Identify all lines below that hold "computer" and collect them.

* Start DATA SHOWN *

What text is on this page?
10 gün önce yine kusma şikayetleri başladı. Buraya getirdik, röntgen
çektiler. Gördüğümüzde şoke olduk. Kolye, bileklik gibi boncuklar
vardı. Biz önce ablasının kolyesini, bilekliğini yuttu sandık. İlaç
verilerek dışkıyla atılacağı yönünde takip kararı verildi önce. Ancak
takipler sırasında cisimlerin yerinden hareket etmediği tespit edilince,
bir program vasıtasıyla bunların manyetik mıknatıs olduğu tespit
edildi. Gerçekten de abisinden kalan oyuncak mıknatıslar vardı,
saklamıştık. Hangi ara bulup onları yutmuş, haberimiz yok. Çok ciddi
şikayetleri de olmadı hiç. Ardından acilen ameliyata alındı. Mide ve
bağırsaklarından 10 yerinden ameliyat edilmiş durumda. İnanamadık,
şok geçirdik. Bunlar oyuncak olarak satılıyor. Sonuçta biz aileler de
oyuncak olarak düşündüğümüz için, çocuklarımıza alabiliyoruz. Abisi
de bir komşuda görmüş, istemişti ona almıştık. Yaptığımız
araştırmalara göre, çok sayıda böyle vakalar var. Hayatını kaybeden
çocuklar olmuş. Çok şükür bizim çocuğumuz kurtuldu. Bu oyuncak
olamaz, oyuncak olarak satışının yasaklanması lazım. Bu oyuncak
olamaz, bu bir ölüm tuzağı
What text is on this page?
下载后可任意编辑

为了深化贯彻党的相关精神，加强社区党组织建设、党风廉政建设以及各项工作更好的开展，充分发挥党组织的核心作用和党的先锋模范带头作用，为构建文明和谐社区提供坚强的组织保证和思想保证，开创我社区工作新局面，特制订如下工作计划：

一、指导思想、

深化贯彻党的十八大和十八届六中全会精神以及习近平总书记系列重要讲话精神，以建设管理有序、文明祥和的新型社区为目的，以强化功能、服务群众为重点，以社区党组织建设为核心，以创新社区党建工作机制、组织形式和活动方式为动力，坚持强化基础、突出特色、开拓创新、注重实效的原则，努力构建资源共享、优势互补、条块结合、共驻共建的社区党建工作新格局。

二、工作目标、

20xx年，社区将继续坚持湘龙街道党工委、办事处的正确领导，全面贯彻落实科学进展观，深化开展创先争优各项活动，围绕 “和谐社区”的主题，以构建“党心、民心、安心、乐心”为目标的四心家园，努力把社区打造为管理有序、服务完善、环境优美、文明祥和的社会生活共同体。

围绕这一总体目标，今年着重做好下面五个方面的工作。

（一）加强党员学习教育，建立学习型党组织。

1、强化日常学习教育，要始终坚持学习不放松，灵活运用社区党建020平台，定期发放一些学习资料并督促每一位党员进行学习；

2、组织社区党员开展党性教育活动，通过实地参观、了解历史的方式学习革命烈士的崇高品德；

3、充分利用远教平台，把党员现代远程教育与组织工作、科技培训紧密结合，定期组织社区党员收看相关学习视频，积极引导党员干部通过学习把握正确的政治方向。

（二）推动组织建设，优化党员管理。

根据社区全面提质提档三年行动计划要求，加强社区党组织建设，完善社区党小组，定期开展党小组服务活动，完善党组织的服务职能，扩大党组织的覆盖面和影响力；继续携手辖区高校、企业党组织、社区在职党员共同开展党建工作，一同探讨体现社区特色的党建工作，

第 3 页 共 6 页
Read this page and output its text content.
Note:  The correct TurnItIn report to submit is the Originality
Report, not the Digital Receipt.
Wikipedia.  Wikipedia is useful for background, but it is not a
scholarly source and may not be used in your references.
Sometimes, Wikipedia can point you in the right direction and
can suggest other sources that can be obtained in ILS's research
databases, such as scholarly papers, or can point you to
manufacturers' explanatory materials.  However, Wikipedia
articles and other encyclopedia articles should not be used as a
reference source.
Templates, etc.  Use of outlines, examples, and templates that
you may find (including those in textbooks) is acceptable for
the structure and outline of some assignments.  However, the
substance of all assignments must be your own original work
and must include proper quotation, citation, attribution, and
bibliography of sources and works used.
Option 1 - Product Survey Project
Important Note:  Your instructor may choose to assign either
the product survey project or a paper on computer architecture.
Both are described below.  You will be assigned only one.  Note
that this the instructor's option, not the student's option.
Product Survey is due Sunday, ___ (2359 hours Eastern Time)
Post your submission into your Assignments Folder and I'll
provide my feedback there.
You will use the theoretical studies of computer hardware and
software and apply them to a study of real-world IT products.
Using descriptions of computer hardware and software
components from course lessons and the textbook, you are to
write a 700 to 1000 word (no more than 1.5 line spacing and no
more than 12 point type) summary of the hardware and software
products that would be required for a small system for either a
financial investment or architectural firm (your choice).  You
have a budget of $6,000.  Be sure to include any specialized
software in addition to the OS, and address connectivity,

* End DATA SHOWN *

ANSWER TO THE EXERCISE:
the product survey project or a paper on computer architecture.
You will use the theoretical studies of computer hardware and
Using descriptions of computer hardware and software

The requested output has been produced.